» What you will do
Return all lines with the word "like" in them.

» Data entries
________________________________________

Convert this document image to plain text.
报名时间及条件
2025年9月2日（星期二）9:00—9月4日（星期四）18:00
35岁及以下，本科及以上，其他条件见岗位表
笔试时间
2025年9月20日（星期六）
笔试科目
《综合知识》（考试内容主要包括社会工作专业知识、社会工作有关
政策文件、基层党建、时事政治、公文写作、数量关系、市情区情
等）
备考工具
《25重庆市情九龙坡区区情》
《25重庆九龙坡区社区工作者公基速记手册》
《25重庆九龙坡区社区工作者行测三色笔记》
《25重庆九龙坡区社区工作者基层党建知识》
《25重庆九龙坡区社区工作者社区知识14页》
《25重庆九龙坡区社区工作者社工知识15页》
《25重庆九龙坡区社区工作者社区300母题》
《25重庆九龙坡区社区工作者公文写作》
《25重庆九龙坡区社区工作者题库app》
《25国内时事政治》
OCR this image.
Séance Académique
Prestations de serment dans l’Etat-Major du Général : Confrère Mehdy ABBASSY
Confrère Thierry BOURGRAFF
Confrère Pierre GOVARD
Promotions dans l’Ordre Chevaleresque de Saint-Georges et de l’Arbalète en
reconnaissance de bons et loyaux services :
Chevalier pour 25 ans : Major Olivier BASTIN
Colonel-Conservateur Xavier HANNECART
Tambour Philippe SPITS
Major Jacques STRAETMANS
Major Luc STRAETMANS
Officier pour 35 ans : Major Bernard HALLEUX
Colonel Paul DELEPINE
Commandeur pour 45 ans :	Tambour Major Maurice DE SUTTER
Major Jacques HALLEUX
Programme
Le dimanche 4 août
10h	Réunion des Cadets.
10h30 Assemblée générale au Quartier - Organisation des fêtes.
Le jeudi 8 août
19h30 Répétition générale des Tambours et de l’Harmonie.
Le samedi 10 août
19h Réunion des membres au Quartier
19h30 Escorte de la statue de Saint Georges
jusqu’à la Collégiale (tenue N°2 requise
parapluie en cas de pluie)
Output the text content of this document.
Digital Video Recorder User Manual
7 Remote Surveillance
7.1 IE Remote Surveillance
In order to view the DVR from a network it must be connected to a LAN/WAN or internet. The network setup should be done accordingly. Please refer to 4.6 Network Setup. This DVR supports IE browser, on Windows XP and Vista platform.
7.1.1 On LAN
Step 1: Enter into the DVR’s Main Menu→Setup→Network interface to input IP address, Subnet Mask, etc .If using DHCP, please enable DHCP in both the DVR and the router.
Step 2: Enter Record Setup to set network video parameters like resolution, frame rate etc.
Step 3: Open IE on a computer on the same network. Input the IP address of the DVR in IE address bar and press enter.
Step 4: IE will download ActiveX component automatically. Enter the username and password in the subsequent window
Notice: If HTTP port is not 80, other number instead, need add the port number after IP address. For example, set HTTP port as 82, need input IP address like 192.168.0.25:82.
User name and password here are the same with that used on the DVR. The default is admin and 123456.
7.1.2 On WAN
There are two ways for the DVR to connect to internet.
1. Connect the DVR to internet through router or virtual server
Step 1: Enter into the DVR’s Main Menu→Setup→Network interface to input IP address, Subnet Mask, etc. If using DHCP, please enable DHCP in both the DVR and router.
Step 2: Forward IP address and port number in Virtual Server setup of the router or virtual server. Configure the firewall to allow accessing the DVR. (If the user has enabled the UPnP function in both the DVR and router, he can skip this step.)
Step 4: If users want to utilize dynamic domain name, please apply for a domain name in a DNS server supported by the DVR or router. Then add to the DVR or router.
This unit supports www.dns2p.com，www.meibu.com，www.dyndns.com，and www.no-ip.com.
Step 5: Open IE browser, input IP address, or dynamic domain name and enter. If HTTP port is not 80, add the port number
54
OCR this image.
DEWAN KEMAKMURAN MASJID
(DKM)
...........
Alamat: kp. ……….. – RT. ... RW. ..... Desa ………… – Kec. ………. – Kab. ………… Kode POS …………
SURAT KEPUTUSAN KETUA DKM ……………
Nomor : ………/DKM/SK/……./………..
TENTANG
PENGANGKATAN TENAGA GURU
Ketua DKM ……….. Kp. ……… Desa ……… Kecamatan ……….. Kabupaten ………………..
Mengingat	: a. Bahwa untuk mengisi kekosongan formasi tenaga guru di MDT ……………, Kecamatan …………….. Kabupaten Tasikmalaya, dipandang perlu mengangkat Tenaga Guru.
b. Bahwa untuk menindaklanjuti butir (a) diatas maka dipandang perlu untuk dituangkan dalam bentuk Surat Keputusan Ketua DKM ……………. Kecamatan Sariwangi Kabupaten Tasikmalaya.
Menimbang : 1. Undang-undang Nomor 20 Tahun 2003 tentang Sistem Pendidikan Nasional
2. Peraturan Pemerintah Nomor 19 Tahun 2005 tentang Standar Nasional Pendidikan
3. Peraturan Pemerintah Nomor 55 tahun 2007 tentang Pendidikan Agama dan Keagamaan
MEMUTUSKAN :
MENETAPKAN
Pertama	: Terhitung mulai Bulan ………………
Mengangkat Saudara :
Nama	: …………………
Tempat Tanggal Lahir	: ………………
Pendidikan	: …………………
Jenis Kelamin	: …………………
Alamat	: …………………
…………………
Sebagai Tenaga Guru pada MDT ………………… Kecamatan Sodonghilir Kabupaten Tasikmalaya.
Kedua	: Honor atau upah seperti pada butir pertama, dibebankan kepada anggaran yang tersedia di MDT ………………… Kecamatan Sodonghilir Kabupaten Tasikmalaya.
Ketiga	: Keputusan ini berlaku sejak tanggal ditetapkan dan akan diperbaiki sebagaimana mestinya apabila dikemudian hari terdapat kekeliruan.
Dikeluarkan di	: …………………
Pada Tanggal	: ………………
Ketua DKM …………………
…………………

________________________________________

» Correct answer
Step 2: Enter Record Setup to set network video parameters like resolution, frame rate etc.
Notice: If HTTP port is not 80, other number instead, need add the port number after IP address. For example, set HTTP port as 82, need input IP address like 192.168.0.25:82.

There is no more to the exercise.